Problem description: What you return must be the full data, repeated verbatim, with no pictures in it.

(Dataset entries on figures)
* * * * *

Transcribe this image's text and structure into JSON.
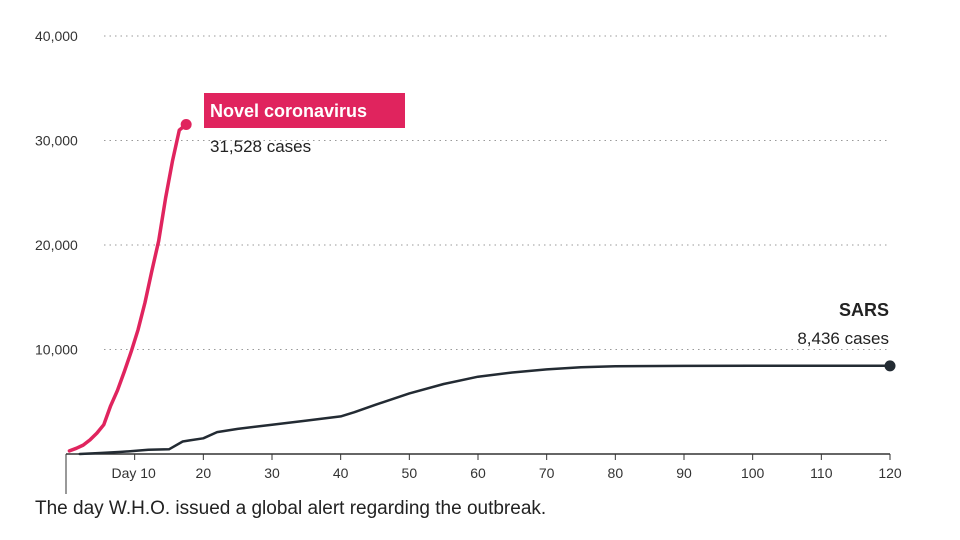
{
  "chart_data": {
    "type": "line",
    "title": "",
    "xlabel": "",
    "ylabel": "",
    "xlim": [
      0,
      120
    ],
    "ylim": [
      0,
      40000
    ],
    "grid": true,
    "y_ticks": [
      {
        "value": 10000,
        "label": "10,000"
      },
      {
        "value": 20000,
        "label": "20,000"
      },
      {
        "value": 30000,
        "label": "30,000"
      },
      {
        "value": 40000,
        "label": "40,000"
      }
    ],
    "x_ticks": [
      {
        "value": 10,
        "label": "Day 10"
      },
      {
        "value": 20,
        "label": "20"
      },
      {
        "value": 30,
        "label": "30"
      },
      {
        "value": 40,
        "label": "40"
      },
      {
        "value": 50,
        "label": "50"
      },
      {
        "value": 60,
        "label": "60"
      },
      {
        "value": 70,
        "label": "70"
      },
      {
        "value": 80,
        "label": "80"
      },
      {
        "value": 90,
        "label": "90"
      },
      {
        "value": 100,
        "label": "100"
      },
      {
        "value": 110,
        "label": "110"
      },
      {
        "value": 120,
        "label": "120"
      }
    ],
    "series": [
      {
        "name": "Novel coronavirus",
        "label": "31,528 cases",
        "color": "#e0245e",
        "x": [
          0.5,
          1.5,
          2.5,
          3.5,
          4.5,
          5.5,
          6.5,
          7.5,
          8.5,
          9.5,
          10.5,
          11.5,
          12.5,
          13.5,
          14.5,
          15.5,
          16.5,
          17.5
        ],
        "y": [
          300,
          550,
          850,
          1350,
          2000,
          2800,
          4600,
          6100,
          7900,
          9800,
          11900,
          14500,
          17500,
          20400,
          24500,
          28000,
          31000,
          31528
        ]
      },
      {
        "name": "SARS",
        "label": "8,436 cases",
        "color": "#232b33",
        "x": [
          2,
          5,
          8,
          10,
          12,
          15,
          17,
          18,
          20,
          22,
          25,
          30,
          35,
          40,
          42,
          45,
          50,
          55,
          60,
          65,
          70,
          75,
          80,
          90,
          100,
          110,
          120
        ],
        "y": [
          0,
          100,
          200,
          300,
          400,
          450,
          1200,
          1300,
          1500,
          2100,
          2400,
          2800,
          3200,
          3600,
          4000,
          4700,
          5800,
          6700,
          7400,
          7800,
          8100,
          8300,
          8400,
          8430,
          8436,
          8436,
          8436
        ]
      }
    ]
  },
  "footnote": "The day W.H.O. issued a global alert regarding the outbreak."
}
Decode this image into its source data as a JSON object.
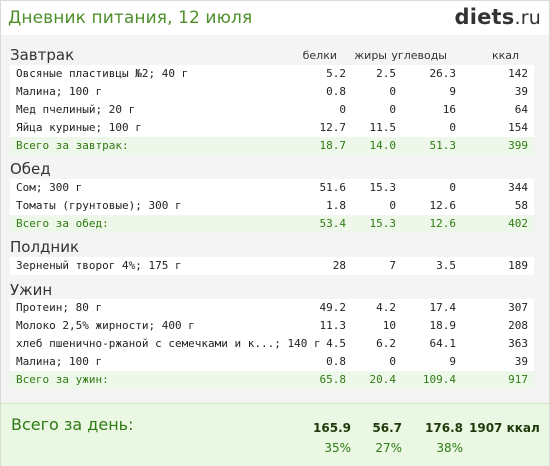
{
  "header": {
    "title": "Дневник питания, 12 июля",
    "logo_main": "diets",
    "logo_tld": ".ru"
  },
  "columns": {
    "protein": "белки",
    "fat": "жиры",
    "carbs": "углеводы",
    "kcal": "ккал"
  },
  "meals": {
    "breakfast": {
      "title": "Завтрак",
      "items": [
        {
          "name": "Овсяные пластивцы №2; 40 г",
          "protein": "5.2",
          "fat": "2.5",
          "carbs": "26.3",
          "kcal": "142"
        },
        {
          "name": "Малина; 100 г",
          "protein": "0.8",
          "fat": "0",
          "carbs": "9",
          "kcal": "39"
        },
        {
          "name": "Мед пчелиный; 20 г",
          "protein": "0",
          "fat": "0",
          "carbs": "16",
          "kcal": "64"
        },
        {
          "name": "Яйца куриные; 100 г",
          "protein": "12.7",
          "fat": "11.5",
          "carbs": "0",
          "kcal": "154"
        }
      ],
      "total": {
        "name": "Всего за завтрак:",
        "protein": "18.7",
        "fat": "14.0",
        "carbs": "51.3",
        "kcal": "399"
      }
    },
    "lunch": {
      "title": "Обед",
      "items": [
        {
          "name": "Сом; 300 г",
          "protein": "51.6",
          "fat": "15.3",
          "carbs": "0",
          "kcal": "344"
        },
        {
          "name": "Томаты (грунтовые); 300 г",
          "protein": "1.8",
          "fat": "0",
          "carbs": "12.6",
          "kcal": "58"
        }
      ],
      "total": {
        "name": "Всего за обед:",
        "protein": "53.4",
        "fat": "15.3",
        "carbs": "12.6",
        "kcal": "402"
      }
    },
    "snack": {
      "title": "Полдник",
      "items": [
        {
          "name": "Зерненый творог 4%; 175 г",
          "protein": "28",
          "fat": "7",
          "carbs": "3.5",
          "kcal": "189"
        }
      ]
    },
    "dinner": {
      "title": "Ужин",
      "items": [
        {
          "name": "Протеин; 80 г",
          "protein": "49.2",
          "fat": "4.2",
          "carbs": "17.4",
          "kcal": "307"
        },
        {
          "name": "Молоко 2,5% жирности; 400 г",
          "protein": "11.3",
          "fat": "10",
          "carbs": "18.9",
          "kcal": "208"
        },
        {
          "name": "хлеб пшенично-ржаной с семечками и к...; 140 г",
          "protein": "4.5",
          "fat": "6.2",
          "carbs": "64.1",
          "kcal": "363"
        },
        {
          "name": "Малина; 100 г",
          "protein": "0.8",
          "fat": "0",
          "carbs": "9",
          "kcal": "39"
        }
      ],
      "total": {
        "name": "Всего за ужин:",
        "protein": "65.8",
        "fat": "20.4",
        "carbs": "109.4",
        "kcal": "917"
      }
    }
  },
  "day_total": {
    "label": "Всего за день:",
    "protein": "165.9",
    "fat": "56.7",
    "carbs": "176.8",
    "kcal": "1907 ккал",
    "protein_pct": "35%",
    "fat_pct": "27%",
    "carbs_pct": "38%"
  }
}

* * * * *

Written answer:
Transcribe this image's text and structure into JSON.
{
  "chart_data": {
    "type": "line",
    "title": "",
    "xlabel": "",
    "ylabel": "",
    "xlim": [
      0,
      120
    ],
    "ylim": [
      0,
      40000
    ],
    "grid": true,
    "y_ticks": [
      {
        "value": 10000,
        "label": "10,000"
      },
      {
        "value": 20000,
        "label": "20,000"
      },
      {
        "value": 30000,
        "label": "30,000"
      },
      {
        "value": 40000,
        "label": "40,000"
      }
    ],
    "x_ticks": [
      {
        "value": 10,
        "label": "Day 10"
      },
      {
        "value": 20,
        "label": "20"
      },
      {
        "value": 30,
        "label": "30"
      },
      {
        "value": 40,
        "label": "40"
      },
      {
        "value": 50,
        "label": "50"
      },
      {
        "value": 60,
        "label": "60"
      },
      {
        "value": 70,
        "label": "70"
      },
      {
        "value": 80,
        "label": "80"
      },
      {
        "value": 90,
        "label": "90"
      },
      {
        "value": 100,
        "label": "100"
      },
      {
        "value": 110,
        "label": "110"
      },
      {
        "value": 120,
        "label": "120"
      }
    ],
    "series": [
      {
        "name": "Novel coronavirus",
        "label": "31,528 cases",
        "color": "#e0245e",
        "x": [
          0.5,
          1.5,
          2.5,
          3.5,
          4.5,
          5.5,
          6.5,
          7.5,
          8.5,
          9.5,
          10.5,
          11.5,
          12.5,
          13.5,
          14.5,
          15.5,
          16.5,
          17.5
        ],
        "y": [
          300,
          550,
          850,
          1350,
          2000,
          2800,
          4600,
          6100,
          7900,
          9800,
          11900,
          14500,
          17500,
          20400,
          24500,
          28000,
          31000,
          31528
        ]
      },
      {
        "name": "SARS",
        "label": "8,436 cases",
        "color": "#232b33",
        "x": [
          2,
          5,
          8,
          10,
          12,
          15,
          17,
          18,
          20,
          22,
          25,
          30,
          35,
          40,
          42,
          45,
          50,
          55,
          60,
          65,
          70,
          75,
          80,
          90,
          100,
          110,
          120
        ],
        "y": [
          0,
          100,
          200,
          300,
          400,
          450,
          1200,
          1300,
          1500,
          2100,
          2400,
          2800,
          3200,
          3600,
          4000,
          4700,
          5800,
          6700,
          7400,
          7800,
          8100,
          8300,
          8400,
          8430,
          8436,
          8436,
          8436
        ]
      }
    ]
  },
  "footnote": "The day W.H.O. issued a global alert regarding the outbreak."
}
Decode this image into its source data as a JSON object.
{
  "header": {
    "title": "Дневник питания, 12 июля",
    "logo_main": "diets",
    "logo_tld": ".ru"
  },
  "columns": {
    "protein": "белки",
    "fat": "жиры",
    "carbs": "углеводы",
    "kcal": "ккал"
  },
  "meals": {
    "breakfast": {
      "title": "Завтрак",
      "items": [
        {
          "name": "Овсяные пластивцы №2; 40 г",
          "protein": "5.2",
          "fat": "2.5",
          "carbs": "26.3",
          "kcal": "142"
        },
        {
          "name": "Малина; 100 г",
          "protein": "0.8",
          "fat": "0",
          "carbs": "9",
          "kcal": "39"
        },
        {
          "name": "Мед пчелиный; 20 г",
          "protein": "0",
          "fat": "0",
          "carbs": "16",
          "kcal": "64"
        },
        {
          "name": "Яйца куриные; 100 г",
          "protein": "12.7",
          "fat": "11.5",
          "carbs": "0",
          "kcal": "154"
        }
      ],
      "total": {
        "name": "Всего за завтрак:",
        "protein": "18.7",
        "fat": "14.0",
        "carbs": "51.3",
        "kcal": "399"
      }
    },
    "lunch": {
      "title": "Обед",
      "items": [
        {
          "name": "Сом; 300 г",
          "protein": "51.6",
          "fat": "15.3",
          "carbs": "0",
          "kcal": "344"
        },
        {
          "name": "Томаты (грунтовые); 300 г",
          "protein": "1.8",
          "fat": "0",
          "carbs": "12.6",
          "kcal": "58"
        }
      ],
      "total": {
        "name": "Всего за обед:",
        "protein": "53.4",
        "fat": "15.3",
        "carbs": "12.6",
        "kcal": "402"
      }
    },
    "snack": {
      "title": "Полдник",
      "items": [
        {
          "name": "Зерненый творог 4%; 175 г",
          "protein": "28",
          "fat": "7",
          "carbs": "3.5",
          "kcal": "189"
        }
      ]
    },
    "dinner": {
      "title": "Ужин",
      "items": [
        {
          "name": "Протеин; 80 г",
          "protein": "49.2",
          "fat": "4.2",
          "carbs": "17.4",
          "kcal": "307"
        },
        {
          "name": "Молоко 2,5% жирности; 400 г",
          "protein": "11.3",
          "fat": "10",
          "carbs": "18.9",
          "kcal": "208"
        },
        {
          "name": "хлеб пшенично-ржаной с семечками и к...; 140 г",
          "protein": "4.5",
          "fat": "6.2",
          "carbs": "64.1",
          "kcal": "363"
        },
        {
          "name": "Малина; 100 г",
          "protein": "0.8",
          "fat": "0",
          "carbs": "9",
          "kcal": "39"
        }
      ],
      "total": {
        "name": "Всего за ужин:",
        "protein": "65.8",
        "fat": "20.4",
        "carbs": "109.4",
        "kcal": "917"
      }
    }
  },
  "day_total": {
    "label": "Всего за день:",
    "protein": "165.9",
    "fat": "56.7",
    "carbs": "176.8",
    "kcal": "1907 ккал",
    "protein_pct": "35%",
    "fat_pct": "27%",
    "carbs_pct": "38%"
  }
}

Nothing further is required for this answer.